■ DIRECTIONS: Identify and copy all lines of the material where the string "given" is found.

--- Begin INPUT DATA ---

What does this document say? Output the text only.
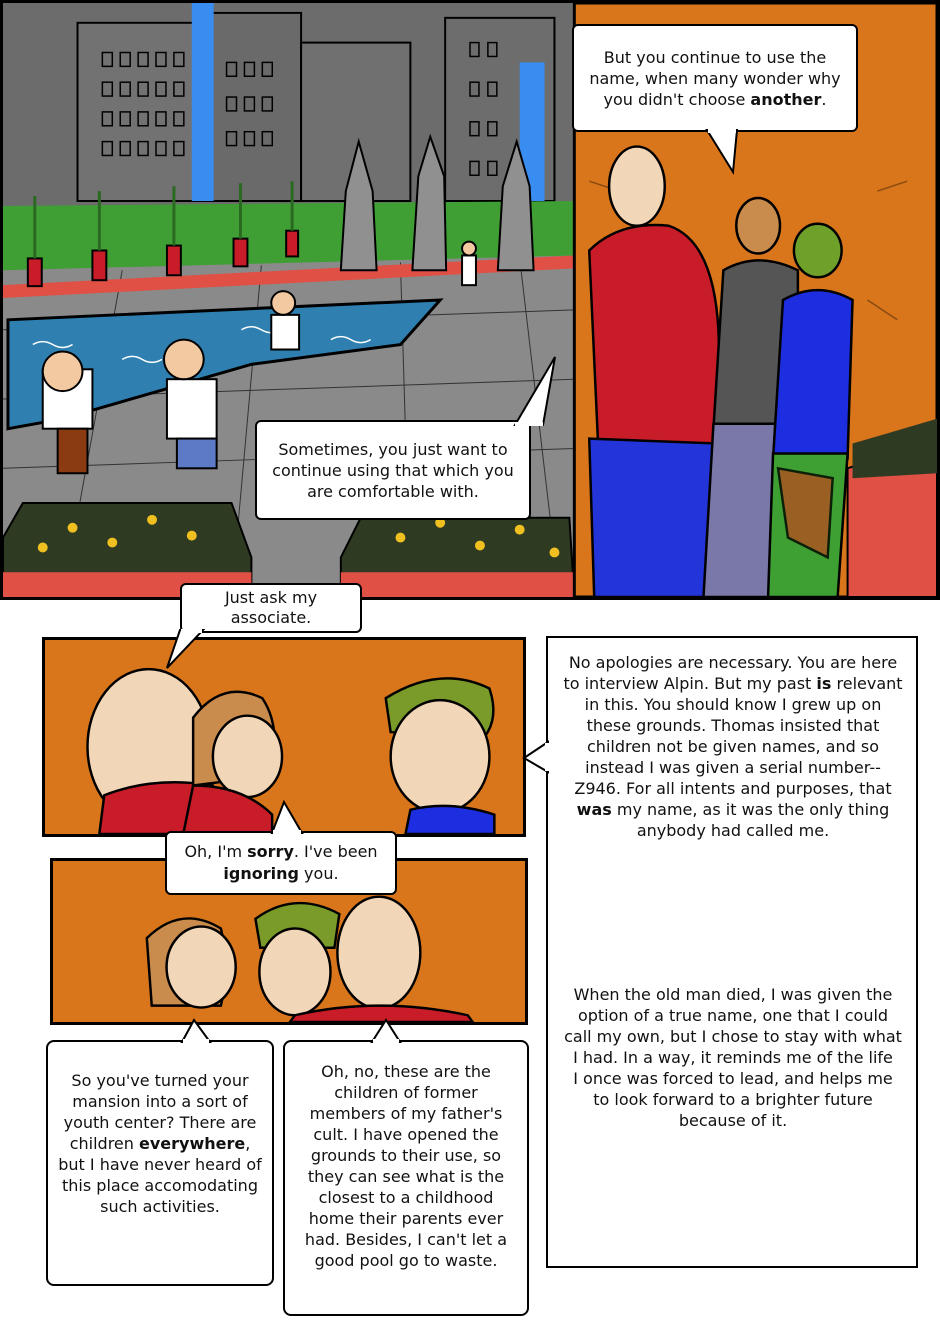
But you continue to use the
name, when many wonder why
you didn't choose another.
Sometimes, you just want to
continue using that which you
are comfortable with.
Just ask my
associate.
Oh, I'm sorry. I've been
ignoring you.
No apologies are necessary. You are here
to interview Alpin. But my past is relevant
in this. You should know I grew up on
these grounds. Thomas insisted that
children not be given names, and so
instead I was given a serial number--
Z946. For all intents and purposes, that
was my name, as it was the only thing
anybody had called me.
When the old man died, I was given the
option of a true name, one that I could
call my own, but I chose to stay with what
I had. In a way, it reminds me of the life
I once was forced to lead, and helps me
to look forward to a brighter future
because of it.
So you've turned your
mansion into a sort of
youth center? There are
children everywhere,
but I have never heard of
this place accomodating
such activities.
Oh, no, these are the
children of former
members of my father's
cult. I have opened the
grounds to their use, so
they can see what is the
closest to a childhood
home their parents ever
had. Besides, I can't let a
good pool go to waste.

--- End INPUT DATA ---

■ RESULT OF THIS EXERCISE:
children not be given names, and so
instead I was given a serial number--
When the old man died, I was given the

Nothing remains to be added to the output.